Chart and figure data:
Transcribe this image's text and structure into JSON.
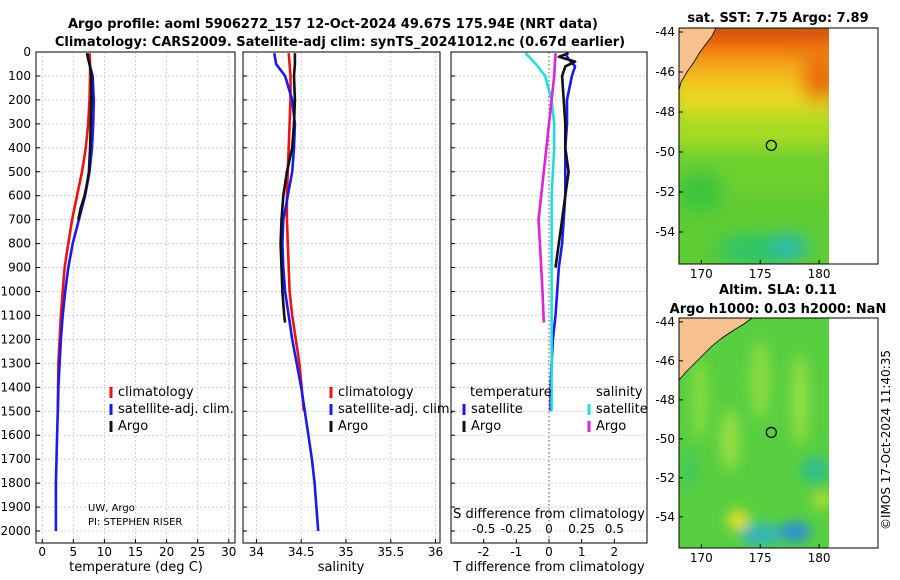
{
  "title": {
    "line1": "Argo profile: aoml 5906272_157 12-Oct-2024 49.67S 175.94E (NRT data)",
    "line2": "Climatology: CARS2009. Satellite-adj clim: synTS_20241012.nc (0.67d earlier)"
  },
  "credit": {
    "line1": "UW, Argo",
    "line2": "PI: STEPHEN RISER"
  },
  "watermark": "©IMOS 17-Oct-2024 11:40:35",
  "colors": {
    "climatology": "#ee1111",
    "satellite": "#1a1aee",
    "argo": "#111111",
    "sat_salinity": "#22dddd",
    "argo_salinity": "#dd22dd"
  },
  "chart_data": [
    {
      "type": "line",
      "name": "temperature-profile",
      "xlabel": "temperature (deg C)",
      "xlim": [
        -1,
        31
      ],
      "xticks": [
        0,
        5,
        10,
        15,
        20,
        25,
        30
      ],
      "ylim": [
        2050,
        0
      ],
      "yticks": [
        0,
        100,
        200,
        300,
        400,
        500,
        600,
        700,
        800,
        900,
        1000,
        1100,
        1200,
        1300,
        1400,
        1500,
        1600,
        1700,
        1800,
        1900,
        2000
      ],
      "legend": [
        "climatology",
        "satellite-adj. clim.",
        "Argo"
      ],
      "series": [
        {
          "name": "climatology",
          "color": "#ee1111",
          "x": [
            7.6,
            7.7,
            7.7,
            7.6,
            7.4,
            7.0,
            6.4,
            5.6,
            4.8,
            4.2,
            3.6,
            3.3,
            3.0,
            2.8,
            2.6,
            2.5
          ],
          "y": [
            5,
            50,
            100,
            200,
            300,
            400,
            500,
            600,
            700,
            800,
            900,
            1000,
            1100,
            1200,
            1300,
            1500
          ]
        },
        {
          "name": "satellite-adj. clim.",
          "color": "#1a1aee",
          "x": [
            7.2,
            7.6,
            8.1,
            8.3,
            8.2,
            8.0,
            7.6,
            6.9,
            5.9,
            4.9,
            4.2,
            3.7,
            3.3,
            3.0,
            2.8,
            2.6,
            2.5,
            2.4,
            2.3,
            2.2,
            2.2
          ],
          "y": [
            5,
            50,
            100,
            200,
            300,
            400,
            500,
            600,
            700,
            800,
            900,
            1000,
            1100,
            1200,
            1300,
            1400,
            1500,
            1600,
            1700,
            1800,
            2000
          ]
        },
        {
          "name": "Argo",
          "color": "#111111",
          "x": [
            7.2,
            7.4,
            7.7,
            7.9,
            7.9,
            7.8,
            7.7,
            7.5,
            7.2,
            6.8,
            6.2,
            5.8
          ],
          "y": [
            5,
            30,
            60,
            100,
            200,
            300,
            400,
            500,
            550,
            600,
            650,
            700
          ]
        }
      ]
    },
    {
      "type": "line",
      "name": "salinity-profile",
      "xlabel": "salinity",
      "xlim": [
        33.85,
        36.05
      ],
      "xticks": [
        34,
        34.5,
        35,
        35.5,
        36
      ],
      "xticklabels": [
        "34",
        "34.5",
        "35",
        "35.5",
        "36"
      ],
      "ylim": [
        2050,
        0
      ],
      "legend": [
        "climatology",
        "satellite-adj. clim.",
        "Argo"
      ],
      "series": [
        {
          "name": "climatology",
          "color": "#ee1111",
          "x": [
            34.36,
            34.37,
            34.38,
            34.38,
            34.37,
            34.36,
            34.35,
            34.34,
            34.34,
            34.35,
            34.36,
            34.37,
            34.4,
            34.44,
            34.48,
            34.53
          ],
          "y": [
            5,
            50,
            100,
            200,
            300,
            400,
            500,
            600,
            700,
            800,
            900,
            1000,
            1100,
            1200,
            1300,
            1500
          ]
        },
        {
          "name": "satellite-adj. clim.",
          "color": "#1a1aee",
          "x": [
            34.2,
            34.22,
            34.32,
            34.4,
            34.43,
            34.42,
            34.4,
            34.35,
            34.3,
            34.29,
            34.3,
            34.32,
            34.36,
            34.4,
            34.45,
            34.5,
            34.54,
            34.58,
            34.62,
            34.65,
            34.69
          ],
          "y": [
            5,
            50,
            100,
            200,
            300,
            400,
            500,
            600,
            700,
            800,
            900,
            1000,
            1100,
            1200,
            1300,
            1400,
            1500,
            1600,
            1700,
            1800,
            2000
          ]
        },
        {
          "name": "Argo",
          "color": "#111111",
          "x": [
            34.43,
            34.43,
            34.42,
            34.43,
            34.42,
            34.4,
            34.34,
            34.3,
            34.28,
            34.27,
            34.28,
            34.29,
            34.31,
            34.32
          ],
          "y": [
            5,
            50,
            100,
            200,
            300,
            400,
            500,
            600,
            700,
            800,
            900,
            1000,
            1100,
            1130
          ]
        }
      ]
    },
    {
      "type": "line",
      "name": "difference-from-climatology",
      "xlabel": "T difference from climatology",
      "xlim": [
        -3,
        3
      ],
      "xticks": [
        -2,
        -1,
        0,
        1,
        2
      ],
      "sxlabel": "S difference from climatology",
      "sxlim": [
        -0.75,
        0.75
      ],
      "sxticks": [
        -0.5,
        -0.25,
        0,
        0.25,
        0.5
      ],
      "sxticklabels": [
        "-0.5",
        "-0.25",
        "0",
        "0.25",
        "0.5"
      ],
      "ylim": [
        2050,
        0
      ],
      "legend_temperature": {
        "heading": "temperature",
        "items": [
          "satellite",
          "Argo"
        ]
      },
      "legend_salinity": {
        "heading": "salinity",
        "items": [
          "satellite",
          "Argo"
        ]
      },
      "series": [
        {
          "name": "temperature satellite",
          "color": "#1a1aee",
          "x": [
            0.5,
            0.6,
            0.8,
            0.7,
            0.55,
            0.55,
            0.5,
            0.5,
            0.5,
            0.45,
            0.4,
            0.3,
            0.25,
            0.2,
            0.12,
            0.08,
            0.05,
            0.05
          ],
          "y": [
            5,
            30,
            60,
            100,
            200,
            300,
            400,
            500,
            600,
            700,
            800,
            900,
            1000,
            1100,
            1200,
            1300,
            1400,
            1500
          ]
        },
        {
          "name": "temperature Argo",
          "color": "#111111",
          "x": [
            0.6,
            0.3,
            0.8,
            0.5,
            0.4,
            0.45,
            0.5,
            0.5,
            0.6,
            0.5,
            0.4,
            0.3,
            0.2
          ],
          "y": [
            5,
            20,
            40,
            60,
            100,
            200,
            300,
            400,
            500,
            600,
            700,
            800,
            900
          ]
        },
        {
          "name": "salinity satellite",
          "color": "#22dddd",
          "x": [
            -0.18,
            -0.1,
            -0.03,
            0.02,
            0.04,
            0.04,
            0.03,
            0.02,
            0.02,
            0.02,
            0.02,
            0.02,
            0.02,
            0.02,
            0.02,
            0.02,
            0.02
          ],
          "y": [
            5,
            50,
            100,
            200,
            300,
            400,
            500,
            600,
            700,
            800,
            900,
            1000,
            1100,
            1200,
            1300,
            1400,
            1500
          ]
        },
        {
          "name": "salinity Argo",
          "color": "#dd22dd",
          "x": [
            0.05,
            0.04,
            0.02,
            -0.02,
            -0.04,
            -0.06,
            -0.08,
            -0.07,
            -0.06,
            -0.05,
            -0.04
          ],
          "y": [
            5,
            100,
            200,
            400,
            500,
            600,
            700,
            800,
            900,
            1000,
            1130
          ]
        }
      ]
    },
    {
      "type": "heatmap",
      "name": "satellite-sst-map",
      "title": "sat. SST: 7.75 Argo: 7.89",
      "xticks": [
        170,
        175,
        180
      ],
      "yticks": [
        -44,
        -46,
        -48,
        -50,
        -52,
        -54
      ],
      "xlim": [
        168.1,
        185
      ],
      "ylim": [
        -55.6,
        -43.8
      ],
      "marker": {
        "lon": 175.94,
        "lat": -49.67
      }
    },
    {
      "type": "heatmap",
      "name": "altimetry-sla-map",
      "title1": "Altim. SLA: 0.11",
      "title2": "Argo h1000: 0.03 h2000: NaN",
      "xticks": [
        170,
        175,
        180
      ],
      "yticks": [
        -44,
        -46,
        -48,
        -50,
        -52,
        -54
      ],
      "xlim": [
        168.1,
        185
      ],
      "ylim": [
        -55.6,
        -43.8
      ],
      "marker": {
        "lon": 175.94,
        "lat": -49.67
      }
    }
  ]
}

**YOUR TASK**:
Find each line that has the word "from", then copy it out.

**ANSWER TO THIS TASK**:
      "name": "difference-from-climatology",
      "xlabel": "T difference from climatology",
      "sxlabel": "S difference from climatology",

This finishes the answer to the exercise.